Recast every row below as a Markdown table with two columns, No. and Line. Number the rows in order and drop any blank lines.

_Records supplied_
+ + + + + + +

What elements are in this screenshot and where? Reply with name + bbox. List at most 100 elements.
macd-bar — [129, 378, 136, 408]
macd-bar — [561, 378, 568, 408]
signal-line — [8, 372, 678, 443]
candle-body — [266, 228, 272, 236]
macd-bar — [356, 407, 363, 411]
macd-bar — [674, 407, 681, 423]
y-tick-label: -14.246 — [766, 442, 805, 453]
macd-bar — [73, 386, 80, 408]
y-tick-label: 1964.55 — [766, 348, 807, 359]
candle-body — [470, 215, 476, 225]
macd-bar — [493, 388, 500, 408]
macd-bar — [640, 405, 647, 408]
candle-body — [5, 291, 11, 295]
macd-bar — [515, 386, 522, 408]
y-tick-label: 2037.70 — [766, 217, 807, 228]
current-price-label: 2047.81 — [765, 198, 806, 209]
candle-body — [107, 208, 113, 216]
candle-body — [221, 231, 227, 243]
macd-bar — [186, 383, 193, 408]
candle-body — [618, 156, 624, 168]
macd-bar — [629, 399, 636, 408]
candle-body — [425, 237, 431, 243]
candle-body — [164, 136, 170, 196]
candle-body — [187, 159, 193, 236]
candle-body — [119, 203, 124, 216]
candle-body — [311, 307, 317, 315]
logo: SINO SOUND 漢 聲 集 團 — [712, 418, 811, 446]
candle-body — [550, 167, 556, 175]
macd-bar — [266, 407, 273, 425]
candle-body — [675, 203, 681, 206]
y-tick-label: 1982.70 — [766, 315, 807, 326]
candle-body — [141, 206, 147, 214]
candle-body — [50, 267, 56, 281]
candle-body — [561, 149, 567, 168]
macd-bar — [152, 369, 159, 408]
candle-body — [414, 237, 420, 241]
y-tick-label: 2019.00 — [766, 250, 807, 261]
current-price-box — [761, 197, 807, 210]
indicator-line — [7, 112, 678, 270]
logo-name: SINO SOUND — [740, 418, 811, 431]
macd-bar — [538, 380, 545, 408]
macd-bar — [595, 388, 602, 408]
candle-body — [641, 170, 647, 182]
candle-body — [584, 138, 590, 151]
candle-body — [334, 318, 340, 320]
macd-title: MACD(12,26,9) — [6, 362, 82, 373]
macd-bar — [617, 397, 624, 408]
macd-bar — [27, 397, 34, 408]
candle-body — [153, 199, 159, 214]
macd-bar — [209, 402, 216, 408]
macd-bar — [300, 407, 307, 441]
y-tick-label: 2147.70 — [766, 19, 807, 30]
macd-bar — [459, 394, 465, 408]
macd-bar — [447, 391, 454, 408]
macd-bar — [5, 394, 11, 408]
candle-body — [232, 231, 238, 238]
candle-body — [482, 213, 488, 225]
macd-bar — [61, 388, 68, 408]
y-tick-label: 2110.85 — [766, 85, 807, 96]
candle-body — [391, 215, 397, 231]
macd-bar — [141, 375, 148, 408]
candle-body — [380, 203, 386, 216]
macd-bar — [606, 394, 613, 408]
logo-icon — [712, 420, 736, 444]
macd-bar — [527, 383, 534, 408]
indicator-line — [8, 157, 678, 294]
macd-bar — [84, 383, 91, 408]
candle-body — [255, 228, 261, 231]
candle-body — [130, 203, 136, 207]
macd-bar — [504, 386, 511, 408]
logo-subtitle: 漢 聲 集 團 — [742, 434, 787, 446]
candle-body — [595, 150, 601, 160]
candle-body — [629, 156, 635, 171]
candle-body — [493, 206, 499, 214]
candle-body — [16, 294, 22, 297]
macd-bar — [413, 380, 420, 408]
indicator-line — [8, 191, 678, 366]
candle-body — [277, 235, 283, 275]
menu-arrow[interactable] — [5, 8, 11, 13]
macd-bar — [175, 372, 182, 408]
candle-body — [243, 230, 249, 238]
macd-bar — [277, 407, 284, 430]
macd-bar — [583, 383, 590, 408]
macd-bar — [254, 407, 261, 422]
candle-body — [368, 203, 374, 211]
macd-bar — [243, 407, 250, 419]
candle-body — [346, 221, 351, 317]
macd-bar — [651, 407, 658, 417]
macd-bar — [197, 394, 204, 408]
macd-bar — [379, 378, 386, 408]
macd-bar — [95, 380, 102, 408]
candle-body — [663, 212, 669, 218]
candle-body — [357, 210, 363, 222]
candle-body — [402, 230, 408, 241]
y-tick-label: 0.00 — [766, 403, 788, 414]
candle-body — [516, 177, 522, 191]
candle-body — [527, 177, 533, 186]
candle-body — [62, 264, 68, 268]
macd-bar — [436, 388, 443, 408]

+ + + + + + +

_Exercise solution_
| No. | Line |
|---|---|
| 1 | What elements are in this screenshot and where? Reply with name + bbox. List at most 100 elements. |
| 2 | macd-bar — [129, 378, 136, 408] |
| 3 | macd-bar — [561, 378, 568, 408] |
| 4 | signal-line — [8, 372, 678, 443] |
| 5 | candle-body — [266, 228, 272, 236] |
| 6 | macd-bar — [356, 407, 363, 411] |
| 7 | macd-bar — [674, 407, 681, 423] |
| 8 | y-tick-label: -14.246 — [766, 442, 805, 453] |
| 9 | macd-bar — [73, 386, 80, 408] |
| 10 | y-tick-label: 1964.55 — [766, 348, 807, 359] |
| 11 | candle-body — [470, 215, 476, 225] |
| 12 | macd-bar — [493, 388, 500, 408] |
| 13 | macd-bar — [640, 405, 647, 408] |
| 14 | candle-body — [5, 291, 11, 295] |
| 15 | macd-bar — [515, 386, 522, 408] |
| 16 | y-tick-label: 2037.70 — [766, 217, 807, 228] |
| 17 | current-price-label: 2047.81 — [765, 198, 806, 209] |
| 18 | candle-body — [107, 208, 113, 216] |
| 19 | candle-body — [221, 231, 227, 243] |
| 20 | macd-bar — [186, 383, 193, 408] |
| 21 | candle-body — [618, 156, 624, 168] |
| 22 | macd-bar — [629, 399, 636, 408] |
| 23 | candle-body — [425, 237, 431, 243] |
| 24 | candle-body — [164, 136, 170, 196] |
| 25 | candle-body — [187, 159, 193, 236] |
| 26 | candle-body — [119, 203, 124, 216] |
| 27 | candle-body — [311, 307, 317, 315] |
| 28 | logo: SINO SOUND 漢 聲 集 團 — [712, 418, 811, 446] |
| 29 | candle-body — [550, 167, 556, 175] |
| 30 | macd-bar — [266, 407, 273, 425] |
| 31 | candle-body — [675, 203, 681, 206] |
| 32 | y-tick-label: 1982.70 — [766, 315, 807, 326] |
| 33 | candle-body — [141, 206, 147, 214] |
| 34 | candle-body — [50, 267, 56, 281] |
| 35 | candle-body — [561, 149, 567, 168] |
| 36 | macd-bar — [152, 369, 159, 408] |
| 37 | candle-body — [414, 237, 420, 241] |
| 38 | y-tick-label: 2019.00 — [766, 250, 807, 261] |
| 39 | current-price-box — [761, 197, 807, 210] |
| 40 | indicator-line — [7, 112, 678, 270] |
| 41 | logo-name: SINO SOUND — [740, 418, 811, 431] |
| 42 | macd-bar — [538, 380, 545, 408] |
| 43 | macd-bar — [595, 388, 602, 408] |
| 44 | candle-body — [641, 170, 647, 182] |
| 45 | candle-body — [584, 138, 590, 151] |
| 46 | candle-body — [334, 318, 340, 320] |
| 47 | macd-title: MACD(12,26,9) — [6, 362, 82, 373] |
| 48 | macd-bar — [617, 397, 624, 408] |
| 49 | macd-bar — [27, 397, 34, 408] |
| 50 | candle-body — [153, 199, 159, 214] |
| 51 | macd-bar — [209, 402, 216, 408] |
| 52 | macd-bar — [300, 407, 307, 441] |
| 53 | y-tick-label: 2147.70 — [766, 19, 807, 30] |
| 54 | macd-bar — [459, 394, 465, 408] |
| 55 | macd-bar — [447, 391, 454, 408] |
| 56 | macd-bar — [5, 394, 11, 408] |
| 57 | candle-body — [232, 231, 238, 238] |
| 58 | candle-body — [482, 213, 488, 225] |
| 59 | macd-bar — [61, 388, 68, 408] |
| 60 | y-tick-label: 2110.85 — [766, 85, 807, 96] |
| 61 | candle-body — [391, 215, 397, 231] |
| 62 | macd-bar — [141, 375, 148, 408] |
| 63 | candle-body — [380, 203, 386, 216] |
| 64 | macd-bar — [606, 394, 613, 408] |
| 65 | logo-icon — [712, 420, 736, 444] |
| 66 | macd-bar — [527, 383, 534, 408] |
| 67 | indicator-line — [8, 157, 678, 294] |
| 68 | macd-bar — [84, 383, 91, 408] |
| 69 | candle-body — [255, 228, 261, 231] |
| 70 | candle-body — [130, 203, 136, 207] |
| 71 | macd-bar — [504, 386, 511, 408] |
| 72 | logo-subtitle: 漢 聲 集 團 — [742, 434, 787, 446] |
| 73 | candle-body — [595, 150, 601, 160] |
| 74 | candle-body — [629, 156, 635, 171] |
| 75 | candle-body — [493, 206, 499, 214] |
| 76 | candle-body — [16, 294, 22, 297] |
| 77 | macd-bar — [413, 380, 420, 408] |
| 78 | indicator-line — [8, 191, 678, 366] |
| 79 | candle-body — [277, 235, 283, 275] |
| 80 | menu-arrow[interactable] — [5, 8, 11, 13] |
| 81 | macd-bar — [175, 372, 182, 408] |
| 82 | candle-body — [243, 230, 249, 238] |
| 83 | macd-bar — [277, 407, 284, 430] |
| 84 | macd-bar — [583, 383, 590, 408] |
| 85 | macd-bar — [254, 407, 261, 422] |
| 86 | candle-body — [368, 203, 374, 211] |
| 87 | macd-bar — [243, 407, 250, 419] |
| 88 | candle-body — [346, 221, 351, 317] |
| 89 | macd-bar — [651, 407, 658, 417] |
| 90 | macd-bar — [197, 394, 204, 408] |
| 91 | macd-bar — [379, 378, 386, 408] |
| 92 | macd-bar — [95, 380, 102, 408] |
| 93 | candle-body — [663, 212, 669, 218] |
| 94 | candle-body — [357, 210, 363, 222] |
| 95 | candle-body — [402, 230, 408, 241] |
| 96 | y-tick-label: 0.00 — [766, 403, 788, 414] |
| 97 | candle-body — [516, 177, 522, 191] |
| 98 | candle-body — [527, 177, 533, 186] |
| 99 | candle-body — [62, 264, 68, 268] |
| 100 | macd-bar — [436, 388, 443, 408] |